• Requirements
Find the lines containing the word "screenshot" and copy every one of them.

• Given entries
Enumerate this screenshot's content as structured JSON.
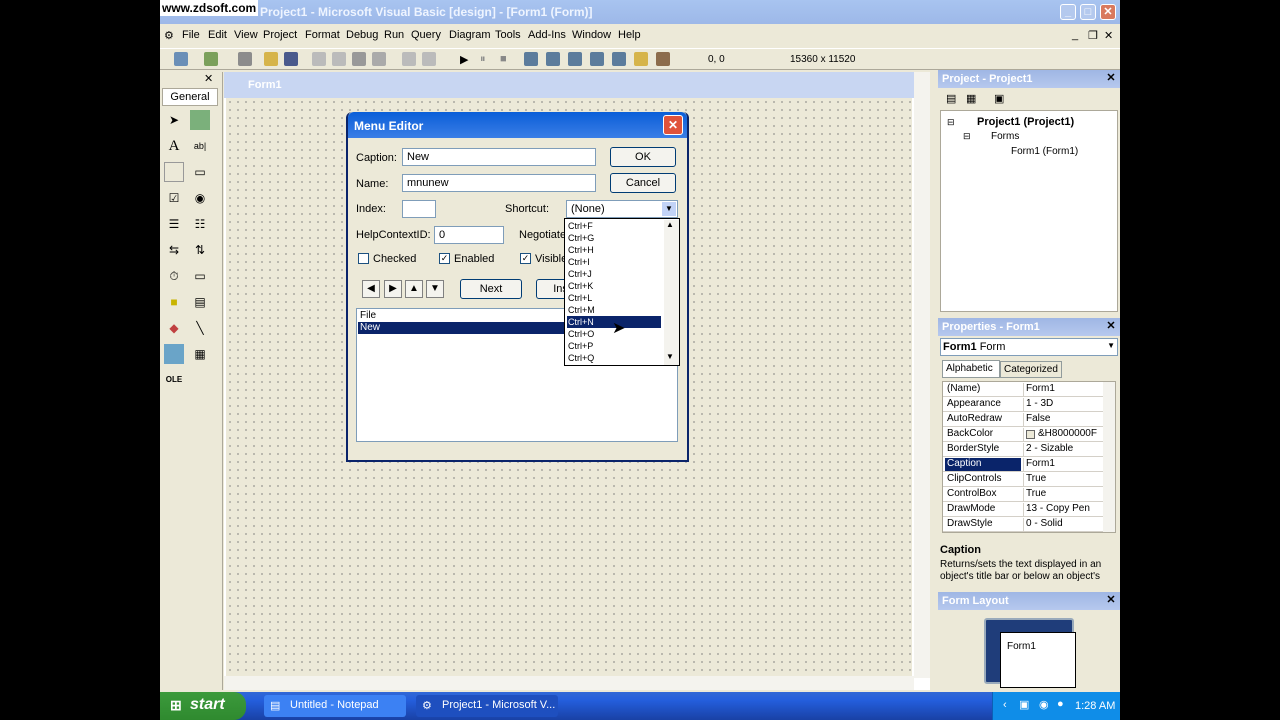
{
  "watermark": "www.zdsoft.com",
  "window": {
    "title": "Project1 - Microsoft Visual Basic [design] - [Form1 (Form)]"
  },
  "menubar": [
    "File",
    "Edit",
    "View",
    "Project",
    "Format",
    "Debug",
    "Run",
    "Query",
    "Diagram",
    "Tools",
    "Add-Ins",
    "Window",
    "Help"
  ],
  "toolbar": {
    "position": "0, 0",
    "size": "15360 x 11520"
  },
  "toolbox": {
    "header": "General"
  },
  "designer": {
    "form_title": "Form1"
  },
  "menu_editor": {
    "title": "Menu Editor",
    "caption_label": "Caption:",
    "caption_value": "New",
    "name_label": "Name:",
    "name_value": "mnunew",
    "index_label": "Index:",
    "index_value": "",
    "shortcut_label": "Shortcut:",
    "shortcut_value": "(None)",
    "helpcontext_label": "HelpContextID:",
    "helpcontext_value": "0",
    "negotiate_label": "Negotiate",
    "checked_label": "Checked",
    "enabled_label": "Enabled",
    "visible_label": "Visible",
    "ok_label": "OK",
    "cancel_label": "Cancel",
    "next_label": "Next",
    "insert_label": "Insert",
    "menu_items": [
      "File",
      "New"
    ],
    "selected_item": "New"
  },
  "shortcut_dropdown": {
    "items": [
      "Ctrl+F",
      "Ctrl+G",
      "Ctrl+H",
      "Ctrl+I",
      "Ctrl+J",
      "Ctrl+K",
      "Ctrl+L",
      "Ctrl+M",
      "Ctrl+N",
      "Ctrl+O",
      "Ctrl+P",
      "Ctrl+Q"
    ],
    "highlighted": "Ctrl+N"
  },
  "project_panel": {
    "title": "Project - Project1",
    "root": "Project1 (Project1)",
    "folder": "Forms",
    "item": "Form1 (Form1)"
  },
  "properties_panel": {
    "title": "Properties - Form1",
    "object": "Form1",
    "object_type": "Form",
    "tab_alpha": "Alphabetic",
    "tab_cat": "Categorized",
    "rows": [
      {
        "name": "(Name)",
        "value": "Form1"
      },
      {
        "name": "Appearance",
        "value": "1 - 3D"
      },
      {
        "name": "AutoRedraw",
        "value": "False"
      },
      {
        "name": "BackColor",
        "value": "&H8000000F"
      },
      {
        "name": "BorderStyle",
        "value": "2 - Sizable"
      },
      {
        "name": "Caption",
        "value": "Form1"
      },
      {
        "name": "ClipControls",
        "value": "True"
      },
      {
        "name": "ControlBox",
        "value": "True"
      },
      {
        "name": "DrawMode",
        "value": "13 - Copy Pen"
      },
      {
        "name": "DrawStyle",
        "value": "0 - Solid"
      }
    ],
    "selected_row": "Caption",
    "desc_title": "Caption",
    "desc_text": "Returns/sets the text displayed in an object's title bar or below an object's"
  },
  "layout_panel": {
    "title": "Form Layout",
    "form_label": "Form1"
  },
  "taskbar": {
    "start_label": "start",
    "tasks": [
      "Untitled - Notepad",
      "Project1 - Microsoft V..."
    ],
    "clock": "1:28 AM"
  },
  "colors": {
    "xp_blue": "#0a5ed8",
    "selection": "#0a246a",
    "start_green": "#3c9a3c"
  }
}
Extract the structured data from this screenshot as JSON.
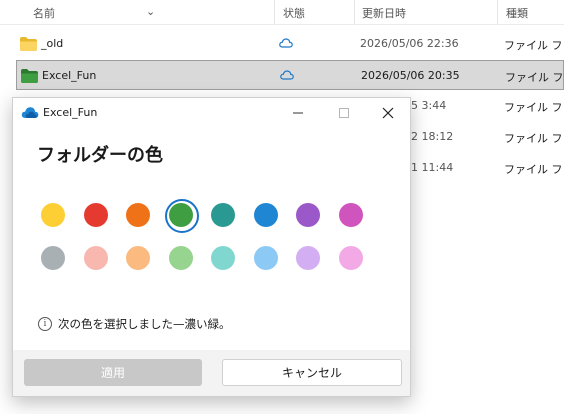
{
  "explorer": {
    "columns": {
      "name": "名前",
      "status": "状態",
      "modified": "更新日時",
      "type": "種類"
    },
    "rows": [
      {
        "name": "_old",
        "date": "2026/05/06 22:36",
        "type": "ファイル フォル",
        "folder_color": "#f4c542"
      },
      {
        "name": "Excel_Fun",
        "date": "2026/05/06 20:35",
        "type": "ファイル フォル",
        "folder_color": "#3a9a3e"
      }
    ],
    "hidden_rows": [
      {
        "date_partial": "5 3:44",
        "type": "ファイル フォル"
      },
      {
        "date_partial": "2 18:12",
        "type": "ファイル フォル"
      },
      {
        "date_partial": "1 11:44",
        "type": "ファイル フォル"
      }
    ]
  },
  "dialog": {
    "title": "Excel_Fun",
    "heading": "フォルダーの色",
    "swatches_row1": [
      {
        "name": "yellow",
        "color": "#fdcf35"
      },
      {
        "name": "red",
        "color": "#e53a30"
      },
      {
        "name": "orange",
        "color": "#ef7118"
      },
      {
        "name": "green",
        "color": "#3e9e41",
        "selected": true
      },
      {
        "name": "teal",
        "color": "#2a9992"
      },
      {
        "name": "blue",
        "color": "#1f86d4"
      },
      {
        "name": "purple",
        "color": "#9a58c9"
      },
      {
        "name": "magenta",
        "color": "#d054bd"
      }
    ],
    "swatches_row2": [
      {
        "name": "gray",
        "color": "#a9b0b4"
      },
      {
        "name": "light-red",
        "color": "#f8b8b0"
      },
      {
        "name": "light-orange",
        "color": "#fbba80"
      },
      {
        "name": "light-green",
        "color": "#97d48f"
      },
      {
        "name": "light-teal",
        "color": "#7fd7d0"
      },
      {
        "name": "light-blue",
        "color": "#8cc9f5"
      },
      {
        "name": "light-purple",
        "color": "#d4aef2"
      },
      {
        "name": "light-magenta",
        "color": "#f2a9e6"
      }
    ],
    "info_text": "次の色を選択しました—濃い緑。",
    "apply_label": "適用",
    "cancel_label": "キャンセル",
    "accent": "#1a73c9"
  }
}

• Task result
Enumerate this screenshot's content as structured JSON.
Extract the structured data from this screenshot as JSON.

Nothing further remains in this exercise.